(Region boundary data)
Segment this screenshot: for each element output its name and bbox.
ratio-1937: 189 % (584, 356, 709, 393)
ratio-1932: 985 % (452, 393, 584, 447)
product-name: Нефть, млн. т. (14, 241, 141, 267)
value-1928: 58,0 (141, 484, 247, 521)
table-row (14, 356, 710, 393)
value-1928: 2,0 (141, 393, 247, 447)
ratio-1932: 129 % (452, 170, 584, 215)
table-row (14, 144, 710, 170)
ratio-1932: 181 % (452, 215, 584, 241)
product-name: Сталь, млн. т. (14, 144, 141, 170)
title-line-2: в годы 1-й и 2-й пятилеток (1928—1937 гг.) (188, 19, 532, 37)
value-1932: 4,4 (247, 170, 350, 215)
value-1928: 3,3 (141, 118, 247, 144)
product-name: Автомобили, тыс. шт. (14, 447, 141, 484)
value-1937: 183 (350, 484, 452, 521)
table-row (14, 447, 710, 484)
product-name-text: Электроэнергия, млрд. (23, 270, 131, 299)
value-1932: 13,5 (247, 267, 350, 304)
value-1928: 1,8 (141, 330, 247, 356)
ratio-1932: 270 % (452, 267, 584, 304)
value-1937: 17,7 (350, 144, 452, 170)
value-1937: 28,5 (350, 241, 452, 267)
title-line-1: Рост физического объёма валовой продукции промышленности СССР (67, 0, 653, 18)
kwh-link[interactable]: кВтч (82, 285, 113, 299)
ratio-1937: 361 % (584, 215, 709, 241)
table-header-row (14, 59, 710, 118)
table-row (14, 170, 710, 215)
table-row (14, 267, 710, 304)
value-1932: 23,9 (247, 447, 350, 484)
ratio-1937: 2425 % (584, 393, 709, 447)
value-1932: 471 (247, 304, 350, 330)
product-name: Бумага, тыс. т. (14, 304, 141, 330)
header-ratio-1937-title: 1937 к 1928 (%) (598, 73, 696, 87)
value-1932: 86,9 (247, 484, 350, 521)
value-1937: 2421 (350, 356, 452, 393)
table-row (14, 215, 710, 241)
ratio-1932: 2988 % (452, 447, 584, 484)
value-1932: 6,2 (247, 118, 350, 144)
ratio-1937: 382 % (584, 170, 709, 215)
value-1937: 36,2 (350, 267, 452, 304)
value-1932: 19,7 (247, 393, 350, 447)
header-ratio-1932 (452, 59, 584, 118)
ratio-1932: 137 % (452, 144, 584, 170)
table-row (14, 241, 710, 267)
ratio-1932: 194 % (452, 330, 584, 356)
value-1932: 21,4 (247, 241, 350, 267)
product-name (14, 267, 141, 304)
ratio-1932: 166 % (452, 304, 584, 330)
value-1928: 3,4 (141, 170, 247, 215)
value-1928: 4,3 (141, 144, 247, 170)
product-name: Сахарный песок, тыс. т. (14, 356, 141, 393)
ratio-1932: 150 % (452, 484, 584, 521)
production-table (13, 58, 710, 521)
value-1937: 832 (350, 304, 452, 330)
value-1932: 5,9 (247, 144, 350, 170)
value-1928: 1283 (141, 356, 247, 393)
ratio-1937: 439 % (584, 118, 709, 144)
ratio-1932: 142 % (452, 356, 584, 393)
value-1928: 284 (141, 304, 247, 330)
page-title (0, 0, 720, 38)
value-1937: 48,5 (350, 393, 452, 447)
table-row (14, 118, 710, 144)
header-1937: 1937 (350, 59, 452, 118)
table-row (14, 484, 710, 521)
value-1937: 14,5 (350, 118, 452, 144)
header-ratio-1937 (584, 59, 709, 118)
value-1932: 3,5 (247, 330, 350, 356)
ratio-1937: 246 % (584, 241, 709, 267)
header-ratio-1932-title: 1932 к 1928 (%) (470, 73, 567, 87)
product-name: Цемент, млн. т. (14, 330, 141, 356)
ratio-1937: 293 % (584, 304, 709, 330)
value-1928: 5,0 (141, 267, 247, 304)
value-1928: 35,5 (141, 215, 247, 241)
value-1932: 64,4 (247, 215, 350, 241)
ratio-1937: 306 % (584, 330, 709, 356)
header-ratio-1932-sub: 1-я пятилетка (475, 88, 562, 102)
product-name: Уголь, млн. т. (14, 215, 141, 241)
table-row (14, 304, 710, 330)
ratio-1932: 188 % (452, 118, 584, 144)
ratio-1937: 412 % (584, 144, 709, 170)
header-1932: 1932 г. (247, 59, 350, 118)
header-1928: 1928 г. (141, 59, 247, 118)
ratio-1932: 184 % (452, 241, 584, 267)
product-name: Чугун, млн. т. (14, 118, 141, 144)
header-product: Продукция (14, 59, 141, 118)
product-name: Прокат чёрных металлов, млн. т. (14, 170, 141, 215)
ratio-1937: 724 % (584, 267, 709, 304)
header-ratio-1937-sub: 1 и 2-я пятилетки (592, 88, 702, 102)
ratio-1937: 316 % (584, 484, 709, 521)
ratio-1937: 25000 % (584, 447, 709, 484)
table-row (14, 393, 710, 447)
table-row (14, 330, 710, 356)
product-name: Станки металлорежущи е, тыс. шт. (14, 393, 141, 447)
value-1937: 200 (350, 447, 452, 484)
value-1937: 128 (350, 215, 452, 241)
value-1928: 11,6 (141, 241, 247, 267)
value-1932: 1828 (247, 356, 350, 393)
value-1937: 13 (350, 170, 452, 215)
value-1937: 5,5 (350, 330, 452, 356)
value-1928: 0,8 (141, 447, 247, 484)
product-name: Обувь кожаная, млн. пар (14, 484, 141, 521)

- [Exercise prompt]:
Please rewrite the part of the data that opens with the first line and closes with the line containing "value-1937: 832 (350, 304, 452, 330)", putting "grid-row" in place of every "table-row" and leaving everything else unchanged.

- [Problem solution]:
Segment this screenshot: for each element output its name and bbox.
ratio-1937: 189 % (584, 356, 709, 393)
ratio-1932: 985 % (452, 393, 584, 447)
product-name: Нефть, млн. т. (14, 241, 141, 267)
value-1928: 58,0 (141, 484, 247, 521)
grid-row (14, 356, 710, 393)
value-1928: 2,0 (141, 393, 247, 447)
ratio-1932: 129 % (452, 170, 584, 215)
grid-row (14, 144, 710, 170)
ratio-1932: 181 % (452, 215, 584, 241)
product-name: Сталь, млн. т. (14, 144, 141, 170)
title-line-2: в годы 1-й и 2-й пятилеток (1928—1937 гг.) (188, 19, 532, 37)
value-1932: 4,4 (247, 170, 350, 215)
value-1928: 3,3 (141, 118, 247, 144)
product-name: Автомобили, тыс. шт. (14, 447, 141, 484)
value-1937: 183 (350, 484, 452, 521)
grid-row (14, 447, 710, 484)
product-name-text: Электроэнергия, млрд. (23, 270, 131, 299)
value-1932: 13,5 (247, 267, 350, 304)
value-1928: 1,8 (141, 330, 247, 356)
ratio-1932: 270 % (452, 267, 584, 304)
value-1937: 17,7 (350, 144, 452, 170)
value-1937: 28,5 (350, 241, 452, 267)
title-line-1: Рост физического объёма валовой продукции промышленности СССР (67, 0, 653, 18)
kwh-link[interactable]: кВтч (82, 285, 113, 299)
ratio-1937: 361 % (584, 215, 709, 241)
table-header-row (14, 59, 710, 118)
grid-row (14, 170, 710, 215)
grid-row (14, 267, 710, 304)
value-1932: 23,9 (247, 447, 350, 484)
ratio-1937: 2425 % (584, 393, 709, 447)
value-1932: 471 (247, 304, 350, 330)
product-name: Бумага, тыс. т. (14, 304, 141, 330)
header-ratio-1937-title: 1937 к 1928 (%) (598, 73, 696, 87)
value-1932: 86,9 (247, 484, 350, 521)
value-1937: 2421 (350, 356, 452, 393)
grid-row (14, 215, 710, 241)
ratio-1932: 2988 % (452, 447, 584, 484)
value-1932: 6,2 (247, 118, 350, 144)
ratio-1937: 382 % (584, 170, 709, 215)
value-1937: 36,2 (350, 267, 452, 304)
value-1932: 19,7 (247, 393, 350, 447)
header-ratio-1932 (452, 59, 584, 118)
ratio-1932: 137 % (452, 144, 584, 170)
grid-row (14, 241, 710, 267)
ratio-1932: 194 % (452, 330, 584, 356)
value-1932: 21,4 (247, 241, 350, 267)
product-name (14, 267, 141, 304)
ratio-1932: 166 % (452, 304, 584, 330)
value-1928: 3,4 (141, 170, 247, 215)
value-1928: 4,3 (141, 144, 247, 170)
product-name: Сахарный песок, тыс. т. (14, 356, 141, 393)
ratio-1932: 150 % (452, 484, 584, 521)
production-table (13, 58, 710, 521)
value-1937: 832 (350, 304, 452, 330)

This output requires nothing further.